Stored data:
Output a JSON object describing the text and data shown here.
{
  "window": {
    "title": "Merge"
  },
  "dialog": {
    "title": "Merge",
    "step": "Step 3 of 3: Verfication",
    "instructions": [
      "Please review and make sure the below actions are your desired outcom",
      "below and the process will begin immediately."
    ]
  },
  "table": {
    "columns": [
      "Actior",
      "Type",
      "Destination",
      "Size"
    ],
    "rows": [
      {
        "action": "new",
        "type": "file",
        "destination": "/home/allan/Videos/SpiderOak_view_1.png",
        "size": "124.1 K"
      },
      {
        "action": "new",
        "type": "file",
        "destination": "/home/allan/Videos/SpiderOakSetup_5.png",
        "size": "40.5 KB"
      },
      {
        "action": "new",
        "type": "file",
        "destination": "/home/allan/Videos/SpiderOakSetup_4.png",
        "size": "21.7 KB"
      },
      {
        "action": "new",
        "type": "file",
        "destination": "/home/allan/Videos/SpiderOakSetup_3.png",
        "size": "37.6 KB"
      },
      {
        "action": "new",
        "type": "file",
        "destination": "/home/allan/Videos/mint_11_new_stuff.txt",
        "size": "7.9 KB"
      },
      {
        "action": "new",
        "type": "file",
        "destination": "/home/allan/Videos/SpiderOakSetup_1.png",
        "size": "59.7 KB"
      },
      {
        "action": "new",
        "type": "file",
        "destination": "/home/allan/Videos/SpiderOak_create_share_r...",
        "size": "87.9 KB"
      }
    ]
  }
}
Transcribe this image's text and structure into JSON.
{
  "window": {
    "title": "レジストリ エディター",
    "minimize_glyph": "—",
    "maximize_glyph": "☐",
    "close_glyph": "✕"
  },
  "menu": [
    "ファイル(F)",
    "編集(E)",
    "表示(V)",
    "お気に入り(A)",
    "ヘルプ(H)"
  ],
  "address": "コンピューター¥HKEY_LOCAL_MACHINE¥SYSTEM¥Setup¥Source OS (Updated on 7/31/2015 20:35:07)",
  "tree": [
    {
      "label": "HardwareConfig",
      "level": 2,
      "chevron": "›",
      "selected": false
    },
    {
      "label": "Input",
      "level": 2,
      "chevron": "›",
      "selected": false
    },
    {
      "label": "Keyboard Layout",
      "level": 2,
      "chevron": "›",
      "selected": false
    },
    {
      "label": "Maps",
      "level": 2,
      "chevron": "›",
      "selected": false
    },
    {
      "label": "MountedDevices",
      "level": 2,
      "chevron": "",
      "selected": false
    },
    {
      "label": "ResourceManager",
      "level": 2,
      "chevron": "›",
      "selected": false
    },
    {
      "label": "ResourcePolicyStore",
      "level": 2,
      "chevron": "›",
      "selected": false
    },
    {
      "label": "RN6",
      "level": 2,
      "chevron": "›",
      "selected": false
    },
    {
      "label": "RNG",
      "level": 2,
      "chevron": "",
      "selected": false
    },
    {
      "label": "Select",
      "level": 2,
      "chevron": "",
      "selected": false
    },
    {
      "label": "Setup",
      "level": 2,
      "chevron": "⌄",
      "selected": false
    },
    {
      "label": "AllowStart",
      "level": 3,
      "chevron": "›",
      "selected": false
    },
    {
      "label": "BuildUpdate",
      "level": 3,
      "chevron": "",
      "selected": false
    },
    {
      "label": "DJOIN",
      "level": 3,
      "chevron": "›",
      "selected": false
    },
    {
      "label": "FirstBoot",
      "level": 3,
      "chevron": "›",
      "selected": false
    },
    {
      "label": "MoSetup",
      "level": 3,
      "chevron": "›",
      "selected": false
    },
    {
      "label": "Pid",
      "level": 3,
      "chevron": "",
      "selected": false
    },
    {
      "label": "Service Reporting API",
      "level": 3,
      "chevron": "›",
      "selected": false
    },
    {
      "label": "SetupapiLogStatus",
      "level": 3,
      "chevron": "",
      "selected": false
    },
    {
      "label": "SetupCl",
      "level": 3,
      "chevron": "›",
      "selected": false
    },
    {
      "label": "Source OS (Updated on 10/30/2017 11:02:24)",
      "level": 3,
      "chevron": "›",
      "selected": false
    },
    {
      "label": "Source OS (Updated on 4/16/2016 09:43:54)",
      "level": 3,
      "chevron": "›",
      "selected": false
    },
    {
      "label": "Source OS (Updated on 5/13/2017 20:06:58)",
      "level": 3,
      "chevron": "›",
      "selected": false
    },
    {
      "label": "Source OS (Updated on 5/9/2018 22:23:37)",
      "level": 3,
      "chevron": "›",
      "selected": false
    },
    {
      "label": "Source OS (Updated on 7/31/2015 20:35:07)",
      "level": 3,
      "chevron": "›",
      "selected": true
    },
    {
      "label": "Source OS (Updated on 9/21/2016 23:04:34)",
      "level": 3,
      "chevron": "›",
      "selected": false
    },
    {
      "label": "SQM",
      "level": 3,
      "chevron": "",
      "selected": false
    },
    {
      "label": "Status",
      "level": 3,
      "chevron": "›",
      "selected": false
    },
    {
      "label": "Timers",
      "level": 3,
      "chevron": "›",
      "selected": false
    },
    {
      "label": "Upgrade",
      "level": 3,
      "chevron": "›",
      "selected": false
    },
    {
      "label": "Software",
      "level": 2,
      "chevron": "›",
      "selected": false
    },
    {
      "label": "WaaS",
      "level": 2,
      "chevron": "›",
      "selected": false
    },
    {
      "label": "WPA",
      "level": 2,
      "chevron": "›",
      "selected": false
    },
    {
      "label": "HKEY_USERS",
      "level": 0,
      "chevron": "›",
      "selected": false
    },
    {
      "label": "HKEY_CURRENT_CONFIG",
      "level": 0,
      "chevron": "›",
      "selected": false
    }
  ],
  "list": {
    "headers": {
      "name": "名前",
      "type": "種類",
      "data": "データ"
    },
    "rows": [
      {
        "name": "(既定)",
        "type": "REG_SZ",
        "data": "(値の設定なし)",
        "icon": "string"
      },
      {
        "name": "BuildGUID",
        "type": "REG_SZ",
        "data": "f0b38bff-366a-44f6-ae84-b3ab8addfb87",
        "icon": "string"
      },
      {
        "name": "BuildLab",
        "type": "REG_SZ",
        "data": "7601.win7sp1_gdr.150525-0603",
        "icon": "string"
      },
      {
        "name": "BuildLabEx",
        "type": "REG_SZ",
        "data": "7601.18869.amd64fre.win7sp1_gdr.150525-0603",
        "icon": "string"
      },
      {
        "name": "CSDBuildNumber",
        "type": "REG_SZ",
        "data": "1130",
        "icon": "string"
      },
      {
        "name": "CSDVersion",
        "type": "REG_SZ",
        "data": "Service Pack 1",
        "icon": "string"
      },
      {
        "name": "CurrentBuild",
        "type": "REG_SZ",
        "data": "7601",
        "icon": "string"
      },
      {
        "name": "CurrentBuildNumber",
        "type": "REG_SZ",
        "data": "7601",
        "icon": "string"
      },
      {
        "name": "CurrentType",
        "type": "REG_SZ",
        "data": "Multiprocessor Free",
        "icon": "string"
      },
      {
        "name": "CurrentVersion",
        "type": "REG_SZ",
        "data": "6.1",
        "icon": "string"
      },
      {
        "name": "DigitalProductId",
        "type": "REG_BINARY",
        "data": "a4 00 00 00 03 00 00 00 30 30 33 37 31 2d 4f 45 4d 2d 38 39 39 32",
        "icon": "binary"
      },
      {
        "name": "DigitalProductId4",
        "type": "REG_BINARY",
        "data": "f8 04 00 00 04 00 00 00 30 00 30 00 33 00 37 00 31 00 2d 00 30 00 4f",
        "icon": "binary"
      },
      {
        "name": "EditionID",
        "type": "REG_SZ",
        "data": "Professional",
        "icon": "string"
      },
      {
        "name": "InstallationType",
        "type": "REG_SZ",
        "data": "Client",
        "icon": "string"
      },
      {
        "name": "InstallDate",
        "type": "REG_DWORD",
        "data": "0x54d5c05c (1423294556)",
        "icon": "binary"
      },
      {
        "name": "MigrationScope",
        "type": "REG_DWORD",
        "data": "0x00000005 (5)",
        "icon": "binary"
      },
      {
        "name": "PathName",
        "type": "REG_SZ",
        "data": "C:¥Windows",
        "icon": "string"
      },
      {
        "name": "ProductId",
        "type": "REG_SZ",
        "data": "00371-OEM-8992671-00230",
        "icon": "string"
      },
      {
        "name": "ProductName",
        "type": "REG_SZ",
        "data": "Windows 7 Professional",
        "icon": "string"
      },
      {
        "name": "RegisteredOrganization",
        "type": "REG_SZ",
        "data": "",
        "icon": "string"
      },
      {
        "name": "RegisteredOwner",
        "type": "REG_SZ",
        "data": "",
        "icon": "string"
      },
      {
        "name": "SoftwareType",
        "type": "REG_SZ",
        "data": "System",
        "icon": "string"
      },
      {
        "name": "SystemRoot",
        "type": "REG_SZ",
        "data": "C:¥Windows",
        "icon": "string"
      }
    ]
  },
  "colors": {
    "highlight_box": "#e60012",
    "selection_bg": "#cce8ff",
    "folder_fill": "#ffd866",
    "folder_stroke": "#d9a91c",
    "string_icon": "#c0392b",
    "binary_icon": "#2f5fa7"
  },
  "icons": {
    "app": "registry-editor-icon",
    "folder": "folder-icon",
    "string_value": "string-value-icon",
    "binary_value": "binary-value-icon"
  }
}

> REQUIRED TASK: Determine how many lines of the listing above hold the word "Updated". Report that number without anything else.

> OUTPUT FOR THIS EXERCISE: 7